STATED EXERCISE: All the records that follow need to be reproduced exactly. Omit the images.

☆ ☆ ☆

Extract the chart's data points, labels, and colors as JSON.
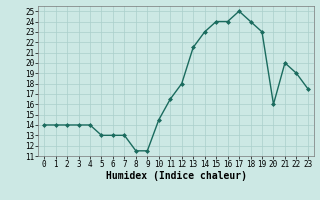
{
  "x": [
    0,
    1,
    2,
    3,
    4,
    5,
    6,
    7,
    8,
    9,
    10,
    11,
    12,
    13,
    14,
    15,
    16,
    17,
    18,
    19,
    20,
    21,
    22,
    23
  ],
  "y": [
    14,
    14,
    14,
    14,
    14,
    13,
    13,
    13,
    11.5,
    11.5,
    14.5,
    16.5,
    18,
    21.5,
    23,
    24,
    24,
    25,
    24,
    23,
    16,
    20,
    19,
    17.5
  ],
  "line_color": "#1a6b5e",
  "marker": "D",
  "marker_size": 2,
  "xlabel": "Humidex (Indice chaleur)",
  "xlim": [
    -0.5,
    23.5
  ],
  "ylim": [
    11,
    25.5
  ],
  "yticks": [
    11,
    12,
    13,
    14,
    15,
    16,
    17,
    18,
    19,
    20,
    21,
    22,
    23,
    24,
    25
  ],
  "xticks": [
    0,
    1,
    2,
    3,
    4,
    5,
    6,
    7,
    8,
    9,
    10,
    11,
    12,
    13,
    14,
    15,
    16,
    17,
    18,
    19,
    20,
    21,
    22,
    23
  ],
  "bg_color": "#cce8e4",
  "grid_color": "#aacfcb",
  "tick_fontsize": 5.5,
  "xlabel_fontsize": 7,
  "linewidth": 1.0
}
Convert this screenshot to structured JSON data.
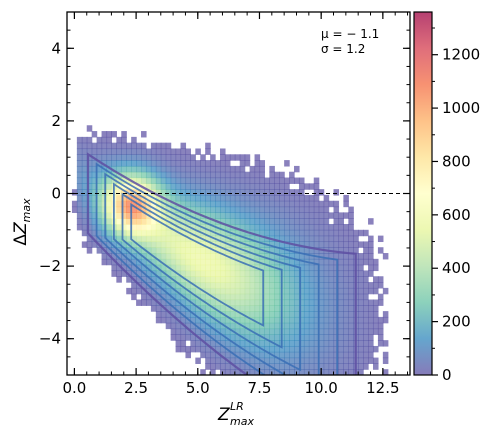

☆ ☆ ☆

ANSWER FOR THE TASK:
Extract the chart's data points, labels, and colors as JSON.
{
  "x": [
    0,
    1,
    2,
    3,
    4,
    5,
    6,
    7,
    8,
    9,
    10,
    11,
    12,
    13,
    14,
    15,
    16,
    17,
    18,
    19,
    20,
    21,
    22,
    23
  ],
  "y": [
    14,
    14,
    14,
    14,
    14,
    13,
    13,
    13,
    11.5,
    11.5,
    14.5,
    16.5,
    18,
    21.5,
    23,
    24,
    24,
    25,
    24,
    23,
    16,
    20,
    19,
    17.5
  ],
  "line_color": "#1a6b5e",
  "marker": "D",
  "marker_size": 2,
  "xlabel": "Humidex (Indice chaleur)",
  "xlim": [
    -0.5,
    23.5
  ],
  "ylim": [
    11,
    25.5
  ],
  "yticks": [
    11,
    12,
    13,
    14,
    15,
    16,
    17,
    18,
    19,
    20,
    21,
    22,
    23,
    24,
    25
  ],
  "xticks": [
    0,
    1,
    2,
    3,
    4,
    5,
    6,
    7,
    8,
    9,
    10,
    11,
    12,
    13,
    14,
    15,
    16,
    17,
    18,
    19,
    20,
    21,
    22,
    23
  ],
  "bg_color": "#cce8e4",
  "grid_color": "#aacfcb",
  "tick_fontsize": 5.5,
  "xlabel_fontsize": 7,
  "linewidth": 1.0
}
Convert this screenshot to structured JSON data.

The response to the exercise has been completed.